-------- Entries shown --------

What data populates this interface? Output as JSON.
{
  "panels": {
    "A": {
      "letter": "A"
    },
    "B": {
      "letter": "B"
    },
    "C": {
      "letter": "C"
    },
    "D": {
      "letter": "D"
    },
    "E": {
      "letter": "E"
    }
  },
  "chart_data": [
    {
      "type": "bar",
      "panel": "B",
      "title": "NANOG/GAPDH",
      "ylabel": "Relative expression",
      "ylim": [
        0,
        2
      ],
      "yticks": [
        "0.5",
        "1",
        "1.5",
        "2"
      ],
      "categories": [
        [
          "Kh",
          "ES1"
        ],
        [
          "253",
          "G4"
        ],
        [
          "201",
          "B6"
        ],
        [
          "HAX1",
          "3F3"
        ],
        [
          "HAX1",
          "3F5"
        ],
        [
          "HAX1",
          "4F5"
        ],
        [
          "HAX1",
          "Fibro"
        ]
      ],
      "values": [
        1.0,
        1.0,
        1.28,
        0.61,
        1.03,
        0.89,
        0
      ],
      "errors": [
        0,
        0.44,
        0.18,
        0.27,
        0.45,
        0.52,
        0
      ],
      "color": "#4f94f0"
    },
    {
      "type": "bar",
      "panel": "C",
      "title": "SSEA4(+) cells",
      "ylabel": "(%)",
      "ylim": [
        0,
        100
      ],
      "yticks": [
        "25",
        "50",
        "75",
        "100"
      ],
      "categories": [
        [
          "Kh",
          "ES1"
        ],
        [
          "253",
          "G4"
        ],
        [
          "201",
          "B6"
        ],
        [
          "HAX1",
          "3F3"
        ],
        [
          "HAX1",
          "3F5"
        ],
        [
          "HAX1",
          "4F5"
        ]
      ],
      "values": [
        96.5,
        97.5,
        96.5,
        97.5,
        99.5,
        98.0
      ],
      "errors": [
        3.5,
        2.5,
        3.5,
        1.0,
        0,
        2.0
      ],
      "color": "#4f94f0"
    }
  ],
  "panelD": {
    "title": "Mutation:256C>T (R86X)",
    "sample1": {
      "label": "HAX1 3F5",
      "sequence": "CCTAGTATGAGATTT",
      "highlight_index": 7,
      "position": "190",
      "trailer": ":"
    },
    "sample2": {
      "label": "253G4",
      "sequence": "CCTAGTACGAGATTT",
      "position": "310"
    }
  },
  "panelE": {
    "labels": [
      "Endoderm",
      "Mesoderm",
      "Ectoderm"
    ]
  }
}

--------

§ **Work required**: Your answer must contain every line of the records, exactly.

§ **Your solution**:
What data populates this interface? Output as JSON.
{
  "panels": {
    "A": {
      "letter": "A"
    },
    "B": {
      "letter": "B"
    },
    "C": {
      "letter": "C"
    },
    "D": {
      "letter": "D"
    },
    "E": {
      "letter": "E"
    }
  },
  "chart_data": [
    {
      "type": "bar",
      "panel": "B",
      "title": "NANOG/GAPDH",
      "ylabel": "Relative expression",
      "ylim": [
        0,
        2
      ],
      "yticks": [
        "0.5",
        "1",
        "1.5",
        "2"
      ],
      "categories": [
        [
          "Kh",
          "ES1"
        ],
        [
          "253",
          "G4"
        ],
        [
          "201",
          "B6"
        ],
        [
          "HAX1",
          "3F3"
        ],
        [
          "HAX1",
          "3F5"
        ],
        [
          "HAX1",
          "4F5"
        ],
        [
          "HAX1",
          "Fibro"
        ]
      ],
      "values": [
        1.0,
        1.0,
        1.28,
        0.61,
        1.03,
        0.89,
        0
      ],
      "errors": [
        0,
        0.44,
        0.18,
        0.27,
        0.45,
        0.52,
        0
      ],
      "color": "#4f94f0"
    },
    {
      "type": "bar",
      "panel": "C",
      "title": "SSEA4(+) cells",
      "ylabel": "(%)",
      "ylim": [
        0,
        100
      ],
      "yticks": [
        "25",
        "50",
        "75",
        "100"
      ],
      "categories": [
        [
          "Kh",
          "ES1"
        ],
        [
          "253",
          "G4"
        ],
        [
          "201",
          "B6"
        ],
        [
          "HAX1",
          "3F3"
        ],
        [
          "HAX1",
          "3F5"
        ],
        [
          "HAX1",
          "4F5"
        ]
      ],
      "values": [
        96.5,
        97.5,
        96.5,
        97.5,
        99.5,
        98.0
      ],
      "errors": [
        3.5,
        2.5,
        3.5,
        1.0,
        0,
        2.0
      ],
      "color": "#4f94f0"
    }
  ],
  "panelD": {
    "title": "Mutation:256C>T (R86X)",
    "sample1": {
      "label": "HAX1 3F5",
      "sequence": "CCTAGTATGAGATTT",
      "highlight_index": 7,
      "position": "190",
      "trailer": ":"
    },
    "sample2": {
      "label": "253G4",
      "sequence": "CCTAGTACGAGATTT",
      "position": "310"
    }
  },
  "panelE": {
    "labels": [
      "Endoderm",
      "Mesoderm",
      "Ectoderm"
    ]
  }
}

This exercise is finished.